* _Recorded data_
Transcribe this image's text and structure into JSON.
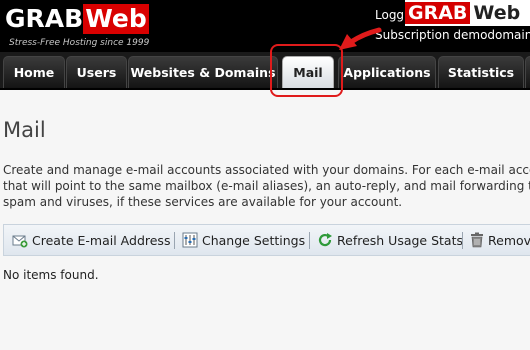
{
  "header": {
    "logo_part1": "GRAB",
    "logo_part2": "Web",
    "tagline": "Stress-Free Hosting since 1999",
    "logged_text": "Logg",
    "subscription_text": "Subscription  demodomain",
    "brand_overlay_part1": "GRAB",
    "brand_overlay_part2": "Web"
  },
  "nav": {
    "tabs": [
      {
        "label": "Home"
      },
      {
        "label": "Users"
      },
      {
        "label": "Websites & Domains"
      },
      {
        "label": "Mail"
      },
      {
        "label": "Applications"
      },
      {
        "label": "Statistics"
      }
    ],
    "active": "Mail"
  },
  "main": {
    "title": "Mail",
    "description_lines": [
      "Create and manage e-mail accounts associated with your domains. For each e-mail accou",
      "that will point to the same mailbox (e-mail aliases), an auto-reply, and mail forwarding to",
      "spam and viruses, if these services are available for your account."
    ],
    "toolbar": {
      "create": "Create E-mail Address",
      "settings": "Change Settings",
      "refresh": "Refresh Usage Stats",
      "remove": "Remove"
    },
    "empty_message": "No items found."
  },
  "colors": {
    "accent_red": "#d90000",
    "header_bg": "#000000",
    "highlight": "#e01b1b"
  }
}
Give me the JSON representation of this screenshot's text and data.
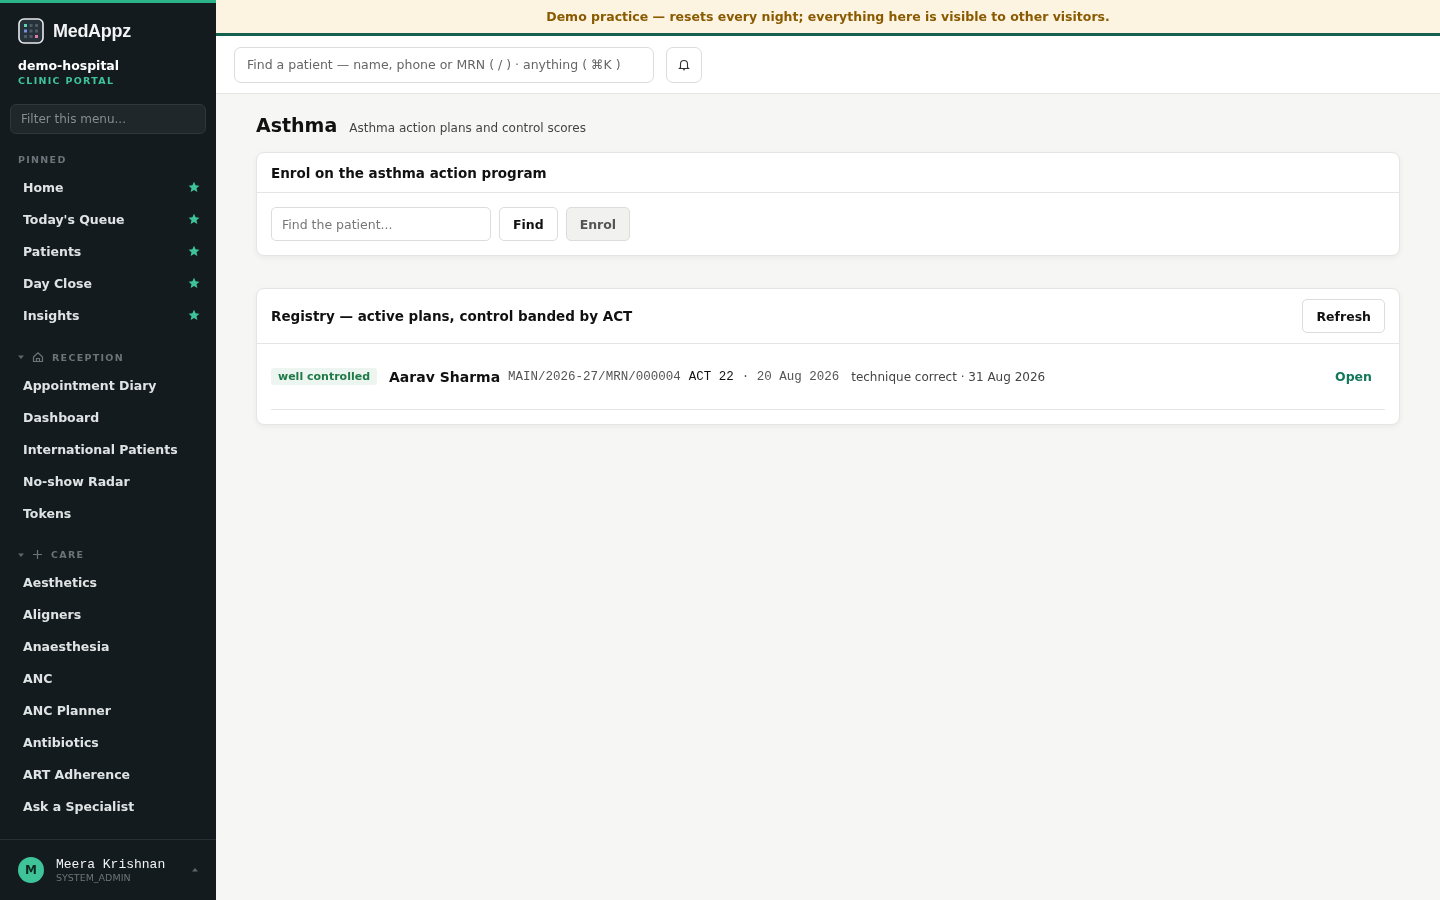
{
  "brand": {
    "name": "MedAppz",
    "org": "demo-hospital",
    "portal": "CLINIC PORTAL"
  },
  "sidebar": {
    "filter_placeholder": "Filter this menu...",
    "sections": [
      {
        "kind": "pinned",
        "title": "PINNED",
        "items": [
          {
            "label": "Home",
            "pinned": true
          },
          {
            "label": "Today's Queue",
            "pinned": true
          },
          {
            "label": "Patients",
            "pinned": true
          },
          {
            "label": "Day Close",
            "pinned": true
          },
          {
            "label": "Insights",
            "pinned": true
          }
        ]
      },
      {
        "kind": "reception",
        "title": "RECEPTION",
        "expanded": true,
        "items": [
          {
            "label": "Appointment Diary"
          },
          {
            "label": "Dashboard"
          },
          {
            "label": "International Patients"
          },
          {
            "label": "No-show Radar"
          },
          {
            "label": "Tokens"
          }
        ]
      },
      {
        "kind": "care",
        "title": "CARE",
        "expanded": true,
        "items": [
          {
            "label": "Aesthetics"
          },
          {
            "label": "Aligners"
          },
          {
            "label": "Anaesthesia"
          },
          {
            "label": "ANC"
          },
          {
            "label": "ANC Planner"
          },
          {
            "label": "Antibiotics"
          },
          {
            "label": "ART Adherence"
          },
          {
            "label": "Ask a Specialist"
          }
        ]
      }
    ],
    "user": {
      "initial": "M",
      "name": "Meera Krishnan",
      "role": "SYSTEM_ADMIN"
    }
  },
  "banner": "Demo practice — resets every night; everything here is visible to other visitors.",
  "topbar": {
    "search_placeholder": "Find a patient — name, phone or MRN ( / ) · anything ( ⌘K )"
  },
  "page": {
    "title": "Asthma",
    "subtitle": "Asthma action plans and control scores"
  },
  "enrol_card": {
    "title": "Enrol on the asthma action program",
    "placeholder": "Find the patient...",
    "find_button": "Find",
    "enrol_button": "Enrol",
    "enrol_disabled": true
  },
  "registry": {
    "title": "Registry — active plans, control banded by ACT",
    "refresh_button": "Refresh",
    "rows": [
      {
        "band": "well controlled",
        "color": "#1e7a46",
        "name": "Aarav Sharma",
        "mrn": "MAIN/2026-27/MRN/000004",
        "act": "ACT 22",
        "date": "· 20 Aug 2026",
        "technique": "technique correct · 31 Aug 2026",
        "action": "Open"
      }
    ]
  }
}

* _The task_
What is needed is each line from the records with the word "Find" in it.

* _Answer below_
    "search_placeholder": "Find a patient — name, phone or MRN ( / ) · anything ( ⌘K )"
    "placeholder": "Find the patient...",
    "find_button": "Find",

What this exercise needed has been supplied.